### Dataset items
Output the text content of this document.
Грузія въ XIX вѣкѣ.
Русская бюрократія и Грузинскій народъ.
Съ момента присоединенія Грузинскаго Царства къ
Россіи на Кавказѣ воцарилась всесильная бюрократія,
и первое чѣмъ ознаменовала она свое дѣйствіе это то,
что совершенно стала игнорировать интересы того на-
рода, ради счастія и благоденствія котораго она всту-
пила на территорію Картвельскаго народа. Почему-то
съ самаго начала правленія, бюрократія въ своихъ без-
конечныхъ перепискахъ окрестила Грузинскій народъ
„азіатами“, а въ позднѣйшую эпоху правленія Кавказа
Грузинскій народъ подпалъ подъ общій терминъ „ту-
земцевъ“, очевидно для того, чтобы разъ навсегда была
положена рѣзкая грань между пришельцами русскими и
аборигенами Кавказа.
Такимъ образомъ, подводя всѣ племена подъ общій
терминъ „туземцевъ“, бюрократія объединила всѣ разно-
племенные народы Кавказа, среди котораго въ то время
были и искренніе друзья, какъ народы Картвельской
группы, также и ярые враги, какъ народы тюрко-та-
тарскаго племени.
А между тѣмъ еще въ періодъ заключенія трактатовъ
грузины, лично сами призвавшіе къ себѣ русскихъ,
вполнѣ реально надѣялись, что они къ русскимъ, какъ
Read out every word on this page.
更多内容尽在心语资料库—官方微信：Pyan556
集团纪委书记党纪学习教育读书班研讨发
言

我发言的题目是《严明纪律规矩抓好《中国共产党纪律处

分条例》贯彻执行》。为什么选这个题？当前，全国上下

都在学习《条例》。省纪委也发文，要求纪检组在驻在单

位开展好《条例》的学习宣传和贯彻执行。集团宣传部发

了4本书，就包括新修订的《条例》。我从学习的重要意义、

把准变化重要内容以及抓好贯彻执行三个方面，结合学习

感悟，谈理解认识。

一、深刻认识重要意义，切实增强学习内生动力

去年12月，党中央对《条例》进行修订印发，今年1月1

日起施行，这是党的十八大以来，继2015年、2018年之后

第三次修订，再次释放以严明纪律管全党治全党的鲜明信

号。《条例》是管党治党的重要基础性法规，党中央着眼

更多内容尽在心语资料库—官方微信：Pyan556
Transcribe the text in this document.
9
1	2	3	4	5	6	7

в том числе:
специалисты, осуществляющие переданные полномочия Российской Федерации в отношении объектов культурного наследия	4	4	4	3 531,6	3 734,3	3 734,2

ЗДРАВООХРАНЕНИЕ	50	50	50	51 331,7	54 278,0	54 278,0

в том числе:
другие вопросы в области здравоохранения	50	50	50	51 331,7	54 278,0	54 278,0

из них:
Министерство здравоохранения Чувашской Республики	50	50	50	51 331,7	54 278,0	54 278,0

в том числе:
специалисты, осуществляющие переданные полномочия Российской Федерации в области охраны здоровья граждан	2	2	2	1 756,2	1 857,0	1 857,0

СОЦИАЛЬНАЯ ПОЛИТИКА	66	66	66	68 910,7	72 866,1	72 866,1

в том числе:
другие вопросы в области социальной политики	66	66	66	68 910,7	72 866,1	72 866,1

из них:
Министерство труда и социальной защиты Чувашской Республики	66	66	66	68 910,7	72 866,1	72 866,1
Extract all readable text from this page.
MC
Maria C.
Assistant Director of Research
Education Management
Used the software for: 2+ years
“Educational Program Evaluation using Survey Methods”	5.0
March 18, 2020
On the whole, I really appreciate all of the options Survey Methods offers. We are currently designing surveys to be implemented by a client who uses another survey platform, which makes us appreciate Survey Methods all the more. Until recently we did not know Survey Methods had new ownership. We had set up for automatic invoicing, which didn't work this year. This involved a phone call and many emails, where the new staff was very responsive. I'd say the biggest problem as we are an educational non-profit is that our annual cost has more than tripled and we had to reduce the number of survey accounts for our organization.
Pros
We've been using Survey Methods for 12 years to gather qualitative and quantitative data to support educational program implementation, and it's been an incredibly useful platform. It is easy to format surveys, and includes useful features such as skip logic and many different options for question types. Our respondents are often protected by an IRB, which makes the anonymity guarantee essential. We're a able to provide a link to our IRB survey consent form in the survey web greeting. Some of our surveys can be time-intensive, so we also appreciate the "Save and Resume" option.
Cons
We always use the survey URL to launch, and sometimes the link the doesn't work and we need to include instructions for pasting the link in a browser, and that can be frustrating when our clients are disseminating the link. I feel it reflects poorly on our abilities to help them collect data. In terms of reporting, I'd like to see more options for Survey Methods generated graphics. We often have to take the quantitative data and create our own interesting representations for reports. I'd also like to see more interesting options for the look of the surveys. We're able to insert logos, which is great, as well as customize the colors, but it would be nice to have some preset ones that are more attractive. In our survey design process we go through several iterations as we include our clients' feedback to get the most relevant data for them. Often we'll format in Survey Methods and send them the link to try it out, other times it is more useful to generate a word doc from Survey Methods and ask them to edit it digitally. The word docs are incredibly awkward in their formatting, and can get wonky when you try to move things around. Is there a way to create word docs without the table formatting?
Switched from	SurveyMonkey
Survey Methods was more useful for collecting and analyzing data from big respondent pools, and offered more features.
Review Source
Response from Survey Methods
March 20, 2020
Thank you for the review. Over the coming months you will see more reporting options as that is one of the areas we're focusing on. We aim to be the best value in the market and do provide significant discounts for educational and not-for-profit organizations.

### DESCRIPTION OF THE TASK
Produce an exact copy of the whole listing.

### FINAL RESULT
Output the text content of this document.
Грузія въ XIX вѣкѣ.
Русская бюрократія и Грузинскій народъ.
Съ момента присоединенія Грузинскаго Царства къ
Россіи на Кавказѣ воцарилась всесильная бюрократія,
и первое чѣмъ ознаменовала она свое дѣйствіе это то,
что совершенно стала игнорировать интересы того на-
рода, ради счастія и благоденствія котораго она всту-
пила на территорію Картвельскаго народа. Почему-то
съ самаго начала правленія, бюрократія въ своихъ без-
конечныхъ перепискахъ окрестила Грузинскій народъ
„азіатами“, а въ позднѣйшую эпоху правленія Кавказа
Грузинскій народъ подпалъ подъ общій терминъ „ту-
земцевъ“, очевидно для того, чтобы разъ навсегда была
положена рѣзкая грань между пришельцами русскими и
аборигенами Кавказа.
Такимъ образомъ, подводя всѣ племена подъ общій
терминъ „туземцевъ“, бюрократія объединила всѣ разно-
племенные народы Кавказа, среди котораго въ то время
были и искренніе друзья, какъ народы Картвельской
группы, также и ярые враги, какъ народы тюрко-та-
тарскаго племени.
А между тѣмъ еще въ періодъ заключенія трактатовъ
грузины, лично сами призвавшіе къ себѣ русскихъ,
вполнѣ реально надѣялись, что они къ русскимъ, какъ
Read out every word on this page.
更多内容尽在心语资料库—官方微信：Pyan556
集团纪委书记党纪学习教育读书班研讨发
言

我发言的题目是《严明纪律规矩抓好《中国共产党纪律处

分条例》贯彻执行》。为什么选这个题？当前，全国上下

都在学习《条例》。省纪委也发文，要求纪检组在驻在单

位开展好《条例》的学习宣传和贯彻执行。集团宣传部发

了4本书，就包括新修订的《条例》。我从学习的重要意义、

把准变化重要内容以及抓好贯彻执行三个方面，结合学习

感悟，谈理解认识。

一、深刻认识重要意义，切实增强学习内生动力

去年12月，党中央对《条例》进行修订印发，今年1月1

日起施行，这是党的十八大以来，继2015年、2018年之后

第三次修订，再次释放以严明纪律管全党治全党的鲜明信

号。《条例》是管党治党的重要基础性法规，党中央着眼

更多内容尽在心语资料库—官方微信：Pyan556
Transcribe the text in this document.
9
1	2	3	4	5	6	7

в том числе:
специалисты, осуществляющие переданные полномочия Российской Федерации в отношении объектов культурного наследия	4	4	4	3 531,6	3 734,3	3 734,2

ЗДРАВООХРАНЕНИЕ	50	50	50	51 331,7	54 278,0	54 278,0

в том числе:
другие вопросы в области здравоохранения	50	50	50	51 331,7	54 278,0	54 278,0

из них:
Министерство здравоохранения Чувашской Республики	50	50	50	51 331,7	54 278,0	54 278,0

в том числе:
специалисты, осуществляющие переданные полномочия Российской Федерации в области охраны здоровья граждан	2	2	2	1 756,2	1 857,0	1 857,0

СОЦИАЛЬНАЯ ПОЛИТИКА	66	66	66	68 910,7	72 866,1	72 866,1

в том числе:
другие вопросы в области социальной политики	66	66	66	68 910,7	72 866,1	72 866,1

из них:
Министерство труда и социальной защиты Чувашской Республики	66	66	66	68 910,7	72 866,1	72 866,1
Extract all readable text from this page.
MC
Maria C.
Assistant Director of Research
Education Management
Used the software for: 2+ years
“Educational Program Evaluation using Survey Methods”	5.0
March 18, 2020
On the whole, I really appreciate all of the options Survey Methods offers. We are currently designing surveys to be implemented by a client who uses another survey platform, which makes us appreciate Survey Methods all the more. Until recently we did not know Survey Methods had new ownership. We had set up for automatic invoicing, which didn't work this year. This involved a phone call and many emails, where the new staff was very responsive. I'd say the biggest problem as we are an educational non-profit is that our annual cost has more than tripled and we had to reduce the number of survey accounts for our organization.
Pros
We've been using Survey Methods for 12 years to gather qualitative and quantitative data to support educational program implementation, and it's been an incredibly useful platform. It is easy to format surveys, and includes useful features such as skip logic and many different options for question types. Our respondents are often protected by an IRB, which makes the anonymity guarantee essential. We're a able to provide a link to our IRB survey consent form in the survey web greeting. Some of our surveys can be time-intensive, so we also appreciate the "Save and Resume" option.
Cons
We always use the survey URL to launch, and sometimes the link the doesn't work and we need to include instructions for pasting the link in a browser, and that can be frustrating when our clients are disseminating the link. I feel it reflects poorly on our abilities to help them collect data. In terms of reporting, I'd like to see more options for Survey Methods generated graphics. We often have to take the quantitative data and create our own interesting representations for reports. I'd also like to see more interesting options for the look of the surveys. We're able to insert logos, which is great, as well as customize the colors, but it would be nice to have some preset ones that are more attractive. In our survey design process we go through several iterations as we include our clients' feedback to get the most relevant data for them. Often we'll format in Survey Methods and send them the link to try it out, other times it is more useful to generate a word doc from Survey Methods and ask them to edit it digitally. The word docs are incredibly awkward in their formatting, and can get wonky when you try to move things around. Is there a way to create word docs without the table formatting?
Switched from	SurveyMonkey
Survey Methods was more useful for collecting and analyzing data from big respondent pools, and offered more features.
Review Source
Response from Survey Methods
March 20, 2020
Thank you for the review. Over the coming months you will see more reporting options as that is one of the areas we're focusing on. We aim to be the best value in the market and do provide significant discounts for educational and not-for-profit organizations.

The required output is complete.